◆ Provided information:
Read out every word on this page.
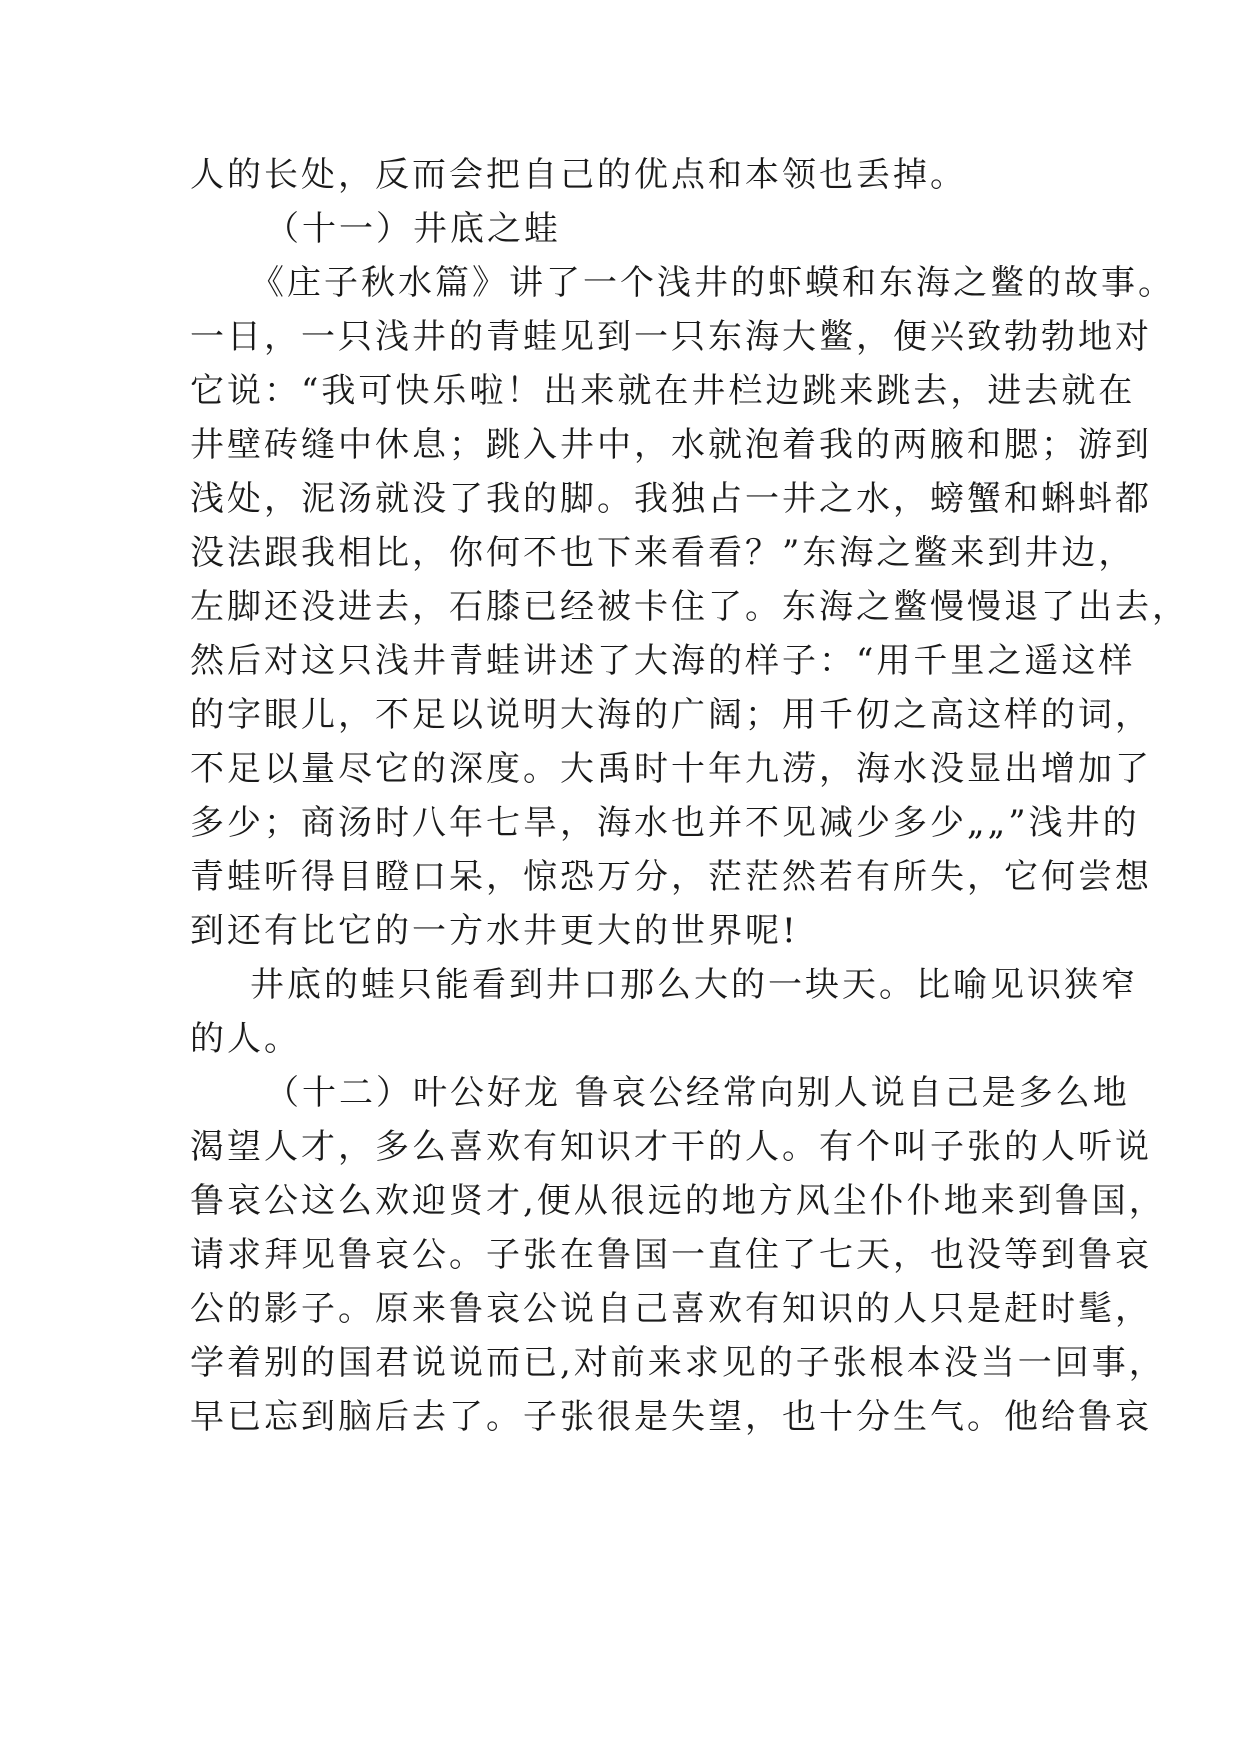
人的长处，反而会把自己的优点和本领也丢掉。
（十一）井底之蛙
《庄子秋水篇》讲了一个浅井的虾蟆和东海之鳖的故事。
一日，一只浅井的青蛙见到一只东海大鳖，便兴致勃勃地对
它说：“我可快乐啦！出来就在井栏边跳来跳去，进去就在
井壁砖缝中休息；跳入井中，水就泡着我的两腋和腮；游到
浅处，泥汤就没了我的脚。我独占一井之水，螃蟹和蝌蚪都
没法跟我相比，你何不也下来看看？”东海之鳖来到井边，
左脚还没进去，石膝已经被卡住了。东海之鳖慢慢退了出去，
然后对这只浅井青蛙讲述了大海的样子：“用千里之遥这样
的字眼儿，不足以说明大海的广阔；用千仞之高这样的词，
不足以量尽它的深度。大禹时十年九涝，海水没显出增加了
多少；商汤时八年七旱，海水也并不见减少多少„„”浅井的
青蛙听得目瞪口呆，惊恐万分，茫茫然若有所失，它何尝想
到还有比它的一方水井更大的世界呢!
井底的蛙只能看到井口那么大的一块天。比喻见识狭窄
的人。
（十二）叶公好龙 鲁哀公经常向别人说自己是多么地
渴望人才，多么喜欢有知识才干的人。有个叫子张的人听说
鲁哀公这么欢迎贤才,便从很远的地方风尘仆仆地来到鲁国，
请求拜见鲁哀公。子张在鲁国一直住了七天，也没等到鲁哀
公的影子。原来鲁哀公说自己喜欢有知识的人只是赶时髦，
学着别的国君说说而已,对前来求见的子张根本没当一回事，
早已忘到脑后去了。子张很是失望，也十分生气。他给鲁哀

◆ To do:
Repeat the listing above exactly, with no pictures.

◆ Answer to the exercise:
Read out every word on this page.
人的长处，反而会把自己的优点和本领也丢掉。
（十一）井底之蛙
《庄子秋水篇》讲了一个浅井的虾蟆和东海之鳖的故事。
一日，一只浅井的青蛙见到一只东海大鳖，便兴致勃勃地对
它说：“我可快乐啦！出来就在井栏边跳来跳去，进去就在
井壁砖缝中休息；跳入井中，水就泡着我的两腋和腮；游到
浅处，泥汤就没了我的脚。我独占一井之水，螃蟹和蝌蚪都
没法跟我相比，你何不也下来看看？”东海之鳖来到井边，
左脚还没进去，石膝已经被卡住了。东海之鳖慢慢退了出去，
然后对这只浅井青蛙讲述了大海的样子：“用千里之遥这样
的字眼儿，不足以说明大海的广阔；用千仞之高这样的词，
不足以量尽它的深度。大禹时十年九涝，海水没显出增加了
多少；商汤时八年七旱，海水也并不见减少多少„„”浅井的
青蛙听得目瞪口呆，惊恐万分，茫茫然若有所失，它何尝想
到还有比它的一方水井更大的世界呢!
井底的蛙只能看到井口那么大的一块天。比喻见识狭窄
的人。
（十二）叶公好龙 鲁哀公经常向别人说自己是多么地
渴望人才，多么喜欢有知识才干的人。有个叫子张的人听说
鲁哀公这么欢迎贤才,便从很远的地方风尘仆仆地来到鲁国，
请求拜见鲁哀公。子张在鲁国一直住了七天，也没等到鲁哀
公的影子。原来鲁哀公说自己喜欢有知识的人只是赶时髦，
学着别的国君说说而已,对前来求见的子张根本没当一回事，
早已忘到脑后去了。子张很是失望，也十分生气。他给鲁哀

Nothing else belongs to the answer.